▸ Work to complete: Output all the material that follows, exactly as given.

▸ Material:
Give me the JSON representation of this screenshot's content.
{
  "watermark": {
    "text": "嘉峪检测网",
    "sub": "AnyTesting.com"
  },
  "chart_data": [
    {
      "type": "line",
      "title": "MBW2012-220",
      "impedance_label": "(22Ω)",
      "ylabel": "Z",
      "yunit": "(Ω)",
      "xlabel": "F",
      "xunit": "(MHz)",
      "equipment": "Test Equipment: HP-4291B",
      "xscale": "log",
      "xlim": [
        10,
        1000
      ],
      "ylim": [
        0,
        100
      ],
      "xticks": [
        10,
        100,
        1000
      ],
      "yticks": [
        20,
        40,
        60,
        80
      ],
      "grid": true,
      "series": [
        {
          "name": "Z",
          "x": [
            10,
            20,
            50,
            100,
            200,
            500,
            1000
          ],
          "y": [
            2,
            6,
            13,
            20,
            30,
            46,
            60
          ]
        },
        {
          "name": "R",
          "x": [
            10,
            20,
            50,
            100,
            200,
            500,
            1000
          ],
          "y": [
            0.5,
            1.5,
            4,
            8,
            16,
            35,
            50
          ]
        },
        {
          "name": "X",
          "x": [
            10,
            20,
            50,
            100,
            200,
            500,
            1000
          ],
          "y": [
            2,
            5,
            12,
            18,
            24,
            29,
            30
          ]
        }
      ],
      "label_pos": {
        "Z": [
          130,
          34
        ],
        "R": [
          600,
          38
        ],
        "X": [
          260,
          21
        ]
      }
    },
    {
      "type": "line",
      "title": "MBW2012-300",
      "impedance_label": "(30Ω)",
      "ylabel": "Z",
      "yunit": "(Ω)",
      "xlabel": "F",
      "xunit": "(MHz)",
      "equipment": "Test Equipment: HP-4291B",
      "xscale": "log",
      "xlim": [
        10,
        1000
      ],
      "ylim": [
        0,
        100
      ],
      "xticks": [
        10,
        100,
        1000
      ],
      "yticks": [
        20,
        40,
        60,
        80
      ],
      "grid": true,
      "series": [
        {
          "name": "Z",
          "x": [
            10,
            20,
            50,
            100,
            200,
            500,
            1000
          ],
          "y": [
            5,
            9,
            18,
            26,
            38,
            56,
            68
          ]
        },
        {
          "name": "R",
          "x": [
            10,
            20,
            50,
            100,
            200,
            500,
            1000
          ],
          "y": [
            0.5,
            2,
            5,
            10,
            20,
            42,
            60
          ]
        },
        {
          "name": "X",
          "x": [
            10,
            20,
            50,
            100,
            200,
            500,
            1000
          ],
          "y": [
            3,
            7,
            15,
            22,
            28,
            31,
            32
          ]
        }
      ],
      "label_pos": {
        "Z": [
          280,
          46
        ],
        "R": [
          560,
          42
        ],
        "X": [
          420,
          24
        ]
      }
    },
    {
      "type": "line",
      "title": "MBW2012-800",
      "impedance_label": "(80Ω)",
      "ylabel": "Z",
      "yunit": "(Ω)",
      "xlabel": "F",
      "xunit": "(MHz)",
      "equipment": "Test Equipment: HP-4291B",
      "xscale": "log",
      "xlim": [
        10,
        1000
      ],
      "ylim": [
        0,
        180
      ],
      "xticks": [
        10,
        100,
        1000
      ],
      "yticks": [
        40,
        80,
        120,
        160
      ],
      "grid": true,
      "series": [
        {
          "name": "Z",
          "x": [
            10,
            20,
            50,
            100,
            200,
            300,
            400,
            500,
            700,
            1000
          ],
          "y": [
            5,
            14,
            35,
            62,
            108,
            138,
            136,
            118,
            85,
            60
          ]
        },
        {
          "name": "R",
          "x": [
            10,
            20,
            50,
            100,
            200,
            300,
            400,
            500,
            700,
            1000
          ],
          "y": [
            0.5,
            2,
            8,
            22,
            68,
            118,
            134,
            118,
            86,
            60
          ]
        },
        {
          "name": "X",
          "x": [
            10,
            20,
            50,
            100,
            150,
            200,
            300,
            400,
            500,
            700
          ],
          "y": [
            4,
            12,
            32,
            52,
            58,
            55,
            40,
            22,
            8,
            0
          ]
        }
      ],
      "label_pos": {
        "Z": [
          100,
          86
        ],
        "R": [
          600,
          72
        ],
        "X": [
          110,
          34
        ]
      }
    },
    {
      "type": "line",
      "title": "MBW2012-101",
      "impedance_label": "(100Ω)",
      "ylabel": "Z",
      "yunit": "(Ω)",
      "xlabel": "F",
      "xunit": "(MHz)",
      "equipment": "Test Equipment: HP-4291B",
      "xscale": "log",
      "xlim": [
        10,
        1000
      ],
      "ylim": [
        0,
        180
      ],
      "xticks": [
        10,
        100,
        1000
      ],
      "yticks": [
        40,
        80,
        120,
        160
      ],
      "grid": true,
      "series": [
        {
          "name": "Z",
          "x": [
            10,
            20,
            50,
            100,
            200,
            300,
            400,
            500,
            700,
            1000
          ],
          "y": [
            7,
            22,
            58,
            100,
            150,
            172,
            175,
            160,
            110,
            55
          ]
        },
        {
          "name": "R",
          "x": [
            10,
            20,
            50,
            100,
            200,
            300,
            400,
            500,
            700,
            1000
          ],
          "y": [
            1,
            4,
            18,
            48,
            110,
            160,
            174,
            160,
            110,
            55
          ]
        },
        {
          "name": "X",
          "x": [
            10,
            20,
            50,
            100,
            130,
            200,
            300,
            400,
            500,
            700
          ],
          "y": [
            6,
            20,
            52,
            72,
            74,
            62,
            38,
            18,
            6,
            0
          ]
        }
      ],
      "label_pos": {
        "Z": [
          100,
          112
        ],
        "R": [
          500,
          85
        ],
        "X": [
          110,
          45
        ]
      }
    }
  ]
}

▸ Exercise output:
Give me the JSON representation of this screenshot's content.
{
  "watermark": {
    "text": "嘉峪检测网",
    "sub": "AnyTesting.com"
  },
  "chart_data": [
    {
      "type": "line",
      "title": "MBW2012-220",
      "impedance_label": "(22Ω)",
      "ylabel": "Z",
      "yunit": "(Ω)",
      "xlabel": "F",
      "xunit": "(MHz)",
      "equipment": "Test Equipment: HP-4291B",
      "xscale": "log",
      "xlim": [
        10,
        1000
      ],
      "ylim": [
        0,
        100
      ],
      "xticks": [
        10,
        100,
        1000
      ],
      "yticks": [
        20,
        40,
        60,
        80
      ],
      "grid": true,
      "series": [
        {
          "name": "Z",
          "x": [
            10,
            20,
            50,
            100,
            200,
            500,
            1000
          ],
          "y": [
            2,
            6,
            13,
            20,
            30,
            46,
            60
          ]
        },
        {
          "name": "R",
          "x": [
            10,
            20,
            50,
            100,
            200,
            500,
            1000
          ],
          "y": [
            0.5,
            1.5,
            4,
            8,
            16,
            35,
            50
          ]
        },
        {
          "name": "X",
          "x": [
            10,
            20,
            50,
            100,
            200,
            500,
            1000
          ],
          "y": [
            2,
            5,
            12,
            18,
            24,
            29,
            30
          ]
        }
      ],
      "label_pos": {
        "Z": [
          130,
          34
        ],
        "R": [
          600,
          38
        ],
        "X": [
          260,
          21
        ]
      }
    },
    {
      "type": "line",
      "title": "MBW2012-300",
      "impedance_label": "(30Ω)",
      "ylabel": "Z",
      "yunit": "(Ω)",
      "xlabel": "F",
      "xunit": "(MHz)",
      "equipment": "Test Equipment: HP-4291B",
      "xscale": "log",
      "xlim": [
        10,
        1000
      ],
      "ylim": [
        0,
        100
      ],
      "xticks": [
        10,
        100,
        1000
      ],
      "yticks": [
        20,
        40,
        60,
        80
      ],
      "grid": true,
      "series": [
        {
          "name": "Z",
          "x": [
            10,
            20,
            50,
            100,
            200,
            500,
            1000
          ],
          "y": [
            5,
            9,
            18,
            26,
            38,
            56,
            68
          ]
        },
        {
          "name": "R",
          "x": [
            10,
            20,
            50,
            100,
            200,
            500,
            1000
          ],
          "y": [
            0.5,
            2,
            5,
            10,
            20,
            42,
            60
          ]
        },
        {
          "name": "X",
          "x": [
            10,
            20,
            50,
            100,
            200,
            500,
            1000
          ],
          "y": [
            3,
            7,
            15,
            22,
            28,
            31,
            32
          ]
        }
      ],
      "label_pos": {
        "Z": [
          280,
          46
        ],
        "R": [
          560,
          42
        ],
        "X": [
          420,
          24
        ]
      }
    },
    {
      "type": "line",
      "title": "MBW2012-800",
      "impedance_label": "(80Ω)",
      "ylabel": "Z",
      "yunit": "(Ω)",
      "xlabel": "F",
      "xunit": "(MHz)",
      "equipment": "Test Equipment: HP-4291B",
      "xscale": "log",
      "xlim": [
        10,
        1000
      ],
      "ylim": [
        0,
        180
      ],
      "xticks": [
        10,
        100,
        1000
      ],
      "yticks": [
        40,
        80,
        120,
        160
      ],
      "grid": true,
      "series": [
        {
          "name": "Z",
          "x": [
            10,
            20,
            50,
            100,
            200,
            300,
            400,
            500,
            700,
            1000
          ],
          "y": [
            5,
            14,
            35,
            62,
            108,
            138,
            136,
            118,
            85,
            60
          ]
        },
        {
          "name": "R",
          "x": [
            10,
            20,
            50,
            100,
            200,
            300,
            400,
            500,
            700,
            1000
          ],
          "y": [
            0.5,
            2,
            8,
            22,
            68,
            118,
            134,
            118,
            86,
            60
          ]
        },
        {
          "name": "X",
          "x": [
            10,
            20,
            50,
            100,
            150,
            200,
            300,
            400,
            500,
            700
          ],
          "y": [
            4,
            12,
            32,
            52,
            58,
            55,
            40,
            22,
            8,
            0
          ]
        }
      ],
      "label_pos": {
        "Z": [
          100,
          86
        ],
        "R": [
          600,
          72
        ],
        "X": [
          110,
          34
        ]
      }
    },
    {
      "type": "line",
      "title": "MBW2012-101",
      "impedance_label": "(100Ω)",
      "ylabel": "Z",
      "yunit": "(Ω)",
      "xlabel": "F",
      "xunit": "(MHz)",
      "equipment": "Test Equipment: HP-4291B",
      "xscale": "log",
      "xlim": [
        10,
        1000
      ],
      "ylim": [
        0,
        180
      ],
      "xticks": [
        10,
        100,
        1000
      ],
      "yticks": [
        40,
        80,
        120,
        160
      ],
      "grid": true,
      "series": [
        {
          "name": "Z",
          "x": [
            10,
            20,
            50,
            100,
            200,
            300,
            400,
            500,
            700,
            1000
          ],
          "y": [
            7,
            22,
            58,
            100,
            150,
            172,
            175,
            160,
            110,
            55
          ]
        },
        {
          "name": "R",
          "x": [
            10,
            20,
            50,
            100,
            200,
            300,
            400,
            500,
            700,
            1000
          ],
          "y": [
            1,
            4,
            18,
            48,
            110,
            160,
            174,
            160,
            110,
            55
          ]
        },
        {
          "name": "X",
          "x": [
            10,
            20,
            50,
            100,
            130,
            200,
            300,
            400,
            500,
            700
          ],
          "y": [
            6,
            20,
            52,
            72,
            74,
            62,
            38,
            18,
            6,
            0
          ]
        }
      ],
      "label_pos": {
        "Z": [
          100,
          112
        ],
        "R": [
          500,
          85
        ],
        "X": [
          110,
          45
        ]
      }
    }
  ]
}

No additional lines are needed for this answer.